Locate the word "Lavoro" in the data below, then copy every line that holds it.

## START DATA PROVIDED

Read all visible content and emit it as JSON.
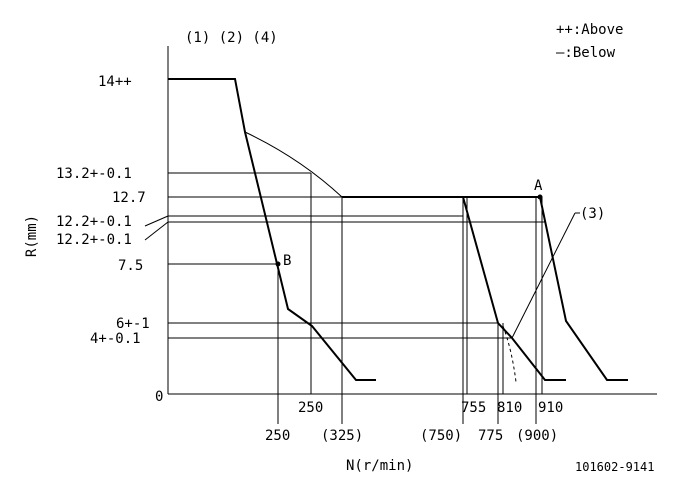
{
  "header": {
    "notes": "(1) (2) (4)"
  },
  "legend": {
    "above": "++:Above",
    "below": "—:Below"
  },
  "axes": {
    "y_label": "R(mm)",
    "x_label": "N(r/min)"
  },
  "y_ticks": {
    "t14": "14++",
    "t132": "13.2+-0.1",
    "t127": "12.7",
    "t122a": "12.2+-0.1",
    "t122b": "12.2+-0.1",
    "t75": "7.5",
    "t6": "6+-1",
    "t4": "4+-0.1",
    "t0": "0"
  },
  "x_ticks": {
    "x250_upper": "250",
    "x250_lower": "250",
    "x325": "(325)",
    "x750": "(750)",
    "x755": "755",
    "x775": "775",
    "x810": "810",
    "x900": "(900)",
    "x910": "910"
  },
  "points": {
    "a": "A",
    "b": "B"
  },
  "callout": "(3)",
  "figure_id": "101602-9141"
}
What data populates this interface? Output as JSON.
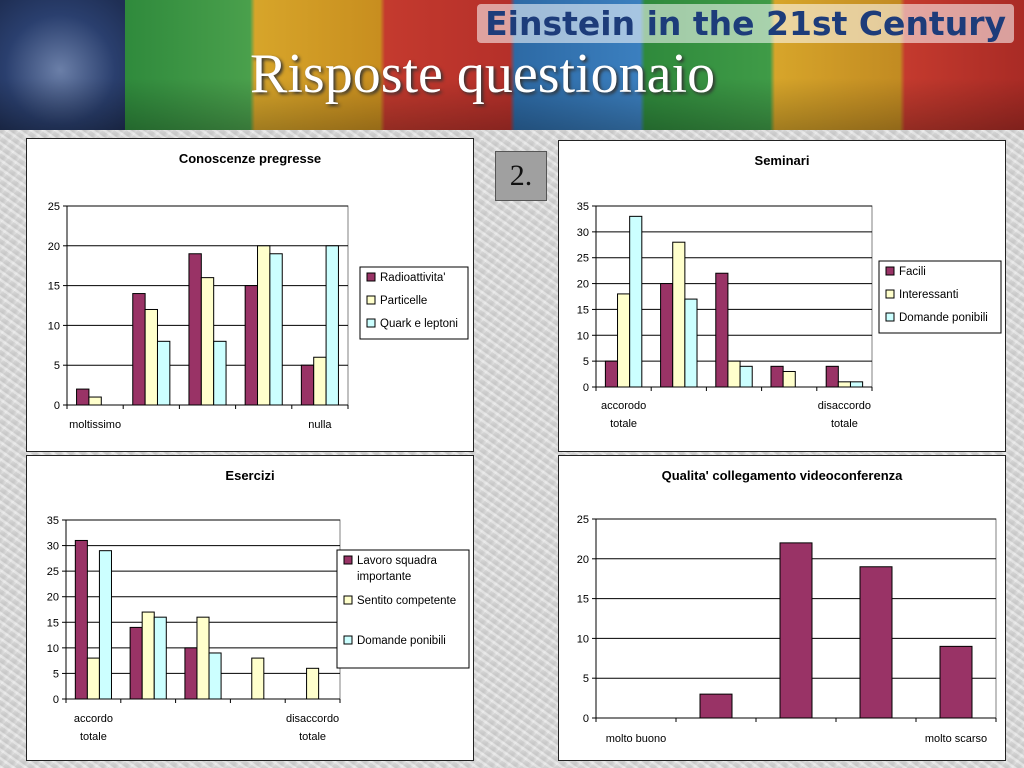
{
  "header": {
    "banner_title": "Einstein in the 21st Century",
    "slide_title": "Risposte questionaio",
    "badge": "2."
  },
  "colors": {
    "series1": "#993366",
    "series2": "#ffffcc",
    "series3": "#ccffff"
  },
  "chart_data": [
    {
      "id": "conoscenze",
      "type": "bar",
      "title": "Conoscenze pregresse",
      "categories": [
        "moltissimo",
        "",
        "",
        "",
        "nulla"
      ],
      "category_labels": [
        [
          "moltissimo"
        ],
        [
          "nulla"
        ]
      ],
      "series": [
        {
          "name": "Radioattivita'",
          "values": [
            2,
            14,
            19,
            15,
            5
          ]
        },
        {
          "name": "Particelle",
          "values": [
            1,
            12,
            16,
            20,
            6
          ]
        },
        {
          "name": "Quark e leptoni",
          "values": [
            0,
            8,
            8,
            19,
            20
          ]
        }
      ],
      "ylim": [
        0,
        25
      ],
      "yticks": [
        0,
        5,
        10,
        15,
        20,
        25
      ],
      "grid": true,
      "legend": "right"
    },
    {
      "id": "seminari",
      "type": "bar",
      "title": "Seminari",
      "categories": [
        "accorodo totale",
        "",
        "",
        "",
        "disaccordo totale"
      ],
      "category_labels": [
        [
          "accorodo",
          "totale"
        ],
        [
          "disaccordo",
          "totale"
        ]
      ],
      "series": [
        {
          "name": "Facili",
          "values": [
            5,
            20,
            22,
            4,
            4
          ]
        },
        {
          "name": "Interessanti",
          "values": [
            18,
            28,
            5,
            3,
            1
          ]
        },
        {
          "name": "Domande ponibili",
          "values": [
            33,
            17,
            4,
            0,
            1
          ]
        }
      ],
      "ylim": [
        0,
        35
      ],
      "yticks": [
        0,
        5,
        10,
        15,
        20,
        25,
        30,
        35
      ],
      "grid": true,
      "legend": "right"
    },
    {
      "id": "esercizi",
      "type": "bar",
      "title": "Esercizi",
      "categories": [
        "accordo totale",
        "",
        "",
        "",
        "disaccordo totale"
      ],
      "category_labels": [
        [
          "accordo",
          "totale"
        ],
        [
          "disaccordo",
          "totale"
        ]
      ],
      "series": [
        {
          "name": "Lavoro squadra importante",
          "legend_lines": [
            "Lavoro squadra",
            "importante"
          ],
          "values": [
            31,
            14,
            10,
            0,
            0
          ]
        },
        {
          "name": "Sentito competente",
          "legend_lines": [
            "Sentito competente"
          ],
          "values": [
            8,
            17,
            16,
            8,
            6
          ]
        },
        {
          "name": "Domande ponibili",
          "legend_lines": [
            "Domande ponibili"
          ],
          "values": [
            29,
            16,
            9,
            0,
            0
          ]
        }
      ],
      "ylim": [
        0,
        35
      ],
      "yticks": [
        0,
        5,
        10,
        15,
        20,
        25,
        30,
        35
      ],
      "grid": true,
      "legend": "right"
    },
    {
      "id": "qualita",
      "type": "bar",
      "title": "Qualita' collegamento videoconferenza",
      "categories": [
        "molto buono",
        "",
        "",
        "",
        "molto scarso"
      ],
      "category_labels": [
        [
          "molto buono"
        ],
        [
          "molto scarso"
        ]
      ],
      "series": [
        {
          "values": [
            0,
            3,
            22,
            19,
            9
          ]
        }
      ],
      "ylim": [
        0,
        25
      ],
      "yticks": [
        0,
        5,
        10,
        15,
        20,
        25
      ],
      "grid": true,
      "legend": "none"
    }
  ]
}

## END DATA PROVIDED

▸ **EXERCISE OUTPUT**
          "name": "Lavoro squadra importante",
            "Lavoro squadra",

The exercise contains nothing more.